Each line that contains the string "circle" counts once; report how many such lines appear in the data, as a number only.
* BEGIN *
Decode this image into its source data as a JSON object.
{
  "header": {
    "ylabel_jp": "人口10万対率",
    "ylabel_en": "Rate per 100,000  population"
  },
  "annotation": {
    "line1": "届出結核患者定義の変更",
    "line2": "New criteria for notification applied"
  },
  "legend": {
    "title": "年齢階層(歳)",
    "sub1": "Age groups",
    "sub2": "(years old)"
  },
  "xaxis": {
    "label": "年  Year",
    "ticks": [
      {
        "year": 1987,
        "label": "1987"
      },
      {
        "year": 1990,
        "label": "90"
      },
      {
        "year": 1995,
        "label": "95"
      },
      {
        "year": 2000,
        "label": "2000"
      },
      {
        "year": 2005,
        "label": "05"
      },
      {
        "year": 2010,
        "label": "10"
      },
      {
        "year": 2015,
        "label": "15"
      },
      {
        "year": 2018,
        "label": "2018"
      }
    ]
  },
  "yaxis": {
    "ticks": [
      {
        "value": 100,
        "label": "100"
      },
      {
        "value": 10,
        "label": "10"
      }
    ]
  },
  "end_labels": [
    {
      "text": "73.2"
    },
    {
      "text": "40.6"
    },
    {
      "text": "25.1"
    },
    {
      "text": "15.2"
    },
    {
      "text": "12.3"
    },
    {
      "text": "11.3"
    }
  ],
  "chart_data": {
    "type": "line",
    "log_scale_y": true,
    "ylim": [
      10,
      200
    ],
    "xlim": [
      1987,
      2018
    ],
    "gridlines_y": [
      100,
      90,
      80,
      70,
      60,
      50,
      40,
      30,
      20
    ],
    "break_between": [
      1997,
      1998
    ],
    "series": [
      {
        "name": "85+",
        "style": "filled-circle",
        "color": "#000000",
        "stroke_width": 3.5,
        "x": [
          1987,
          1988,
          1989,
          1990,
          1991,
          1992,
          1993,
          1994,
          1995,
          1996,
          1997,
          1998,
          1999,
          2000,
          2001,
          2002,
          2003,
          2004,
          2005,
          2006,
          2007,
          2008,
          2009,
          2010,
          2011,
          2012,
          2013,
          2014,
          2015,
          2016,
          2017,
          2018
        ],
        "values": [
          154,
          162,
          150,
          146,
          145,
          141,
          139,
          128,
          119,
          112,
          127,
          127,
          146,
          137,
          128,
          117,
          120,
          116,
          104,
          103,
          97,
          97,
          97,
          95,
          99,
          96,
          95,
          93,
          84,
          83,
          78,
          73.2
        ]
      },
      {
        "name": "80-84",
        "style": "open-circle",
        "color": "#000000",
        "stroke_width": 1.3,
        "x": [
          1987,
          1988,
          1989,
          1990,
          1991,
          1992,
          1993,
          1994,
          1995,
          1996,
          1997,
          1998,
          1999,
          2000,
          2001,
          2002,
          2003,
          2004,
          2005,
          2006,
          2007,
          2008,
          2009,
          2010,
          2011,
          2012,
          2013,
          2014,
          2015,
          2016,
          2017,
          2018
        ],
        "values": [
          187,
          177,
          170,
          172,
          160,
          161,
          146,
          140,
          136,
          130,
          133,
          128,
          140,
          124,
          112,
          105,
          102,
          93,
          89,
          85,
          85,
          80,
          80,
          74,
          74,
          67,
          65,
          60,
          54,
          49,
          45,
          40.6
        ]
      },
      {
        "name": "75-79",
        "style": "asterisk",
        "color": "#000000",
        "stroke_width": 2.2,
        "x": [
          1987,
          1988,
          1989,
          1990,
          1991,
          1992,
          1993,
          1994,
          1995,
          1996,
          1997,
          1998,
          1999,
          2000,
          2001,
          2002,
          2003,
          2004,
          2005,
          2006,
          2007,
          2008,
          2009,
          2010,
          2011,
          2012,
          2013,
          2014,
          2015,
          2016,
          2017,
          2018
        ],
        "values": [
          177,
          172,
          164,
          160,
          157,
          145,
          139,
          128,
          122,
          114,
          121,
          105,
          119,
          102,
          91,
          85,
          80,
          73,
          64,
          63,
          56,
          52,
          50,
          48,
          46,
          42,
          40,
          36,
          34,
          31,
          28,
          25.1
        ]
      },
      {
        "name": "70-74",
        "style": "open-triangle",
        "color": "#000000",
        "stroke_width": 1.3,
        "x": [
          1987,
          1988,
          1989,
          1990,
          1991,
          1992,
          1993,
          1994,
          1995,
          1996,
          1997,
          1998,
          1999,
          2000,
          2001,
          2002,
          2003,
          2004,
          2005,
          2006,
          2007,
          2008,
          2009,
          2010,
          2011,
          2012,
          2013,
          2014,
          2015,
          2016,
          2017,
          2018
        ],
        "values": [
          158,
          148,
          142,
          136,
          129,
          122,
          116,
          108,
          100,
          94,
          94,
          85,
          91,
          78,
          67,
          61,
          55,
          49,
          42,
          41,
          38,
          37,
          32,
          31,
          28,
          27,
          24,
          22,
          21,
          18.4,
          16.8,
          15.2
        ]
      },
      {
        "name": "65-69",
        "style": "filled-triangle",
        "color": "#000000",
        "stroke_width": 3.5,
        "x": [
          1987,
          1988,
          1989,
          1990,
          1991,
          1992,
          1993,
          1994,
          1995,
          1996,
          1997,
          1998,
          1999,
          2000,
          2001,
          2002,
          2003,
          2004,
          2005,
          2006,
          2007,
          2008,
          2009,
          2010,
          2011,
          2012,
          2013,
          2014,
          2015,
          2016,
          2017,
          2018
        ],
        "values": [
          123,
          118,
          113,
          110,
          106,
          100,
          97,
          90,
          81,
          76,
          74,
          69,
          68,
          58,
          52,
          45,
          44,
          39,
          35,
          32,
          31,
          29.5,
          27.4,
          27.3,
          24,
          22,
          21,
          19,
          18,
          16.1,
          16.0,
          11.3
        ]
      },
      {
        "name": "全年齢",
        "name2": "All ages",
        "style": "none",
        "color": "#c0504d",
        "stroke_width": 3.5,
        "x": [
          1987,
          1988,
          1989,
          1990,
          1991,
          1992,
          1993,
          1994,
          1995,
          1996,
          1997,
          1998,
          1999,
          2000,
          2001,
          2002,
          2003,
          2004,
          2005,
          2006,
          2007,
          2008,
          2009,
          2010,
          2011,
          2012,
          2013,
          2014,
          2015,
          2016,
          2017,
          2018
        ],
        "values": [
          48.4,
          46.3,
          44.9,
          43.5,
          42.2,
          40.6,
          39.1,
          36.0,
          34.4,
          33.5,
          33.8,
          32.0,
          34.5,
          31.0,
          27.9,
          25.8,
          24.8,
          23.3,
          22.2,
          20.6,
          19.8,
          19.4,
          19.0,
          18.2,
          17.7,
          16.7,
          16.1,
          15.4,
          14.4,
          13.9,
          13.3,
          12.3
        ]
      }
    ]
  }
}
* END *
--- Exercise result ---
2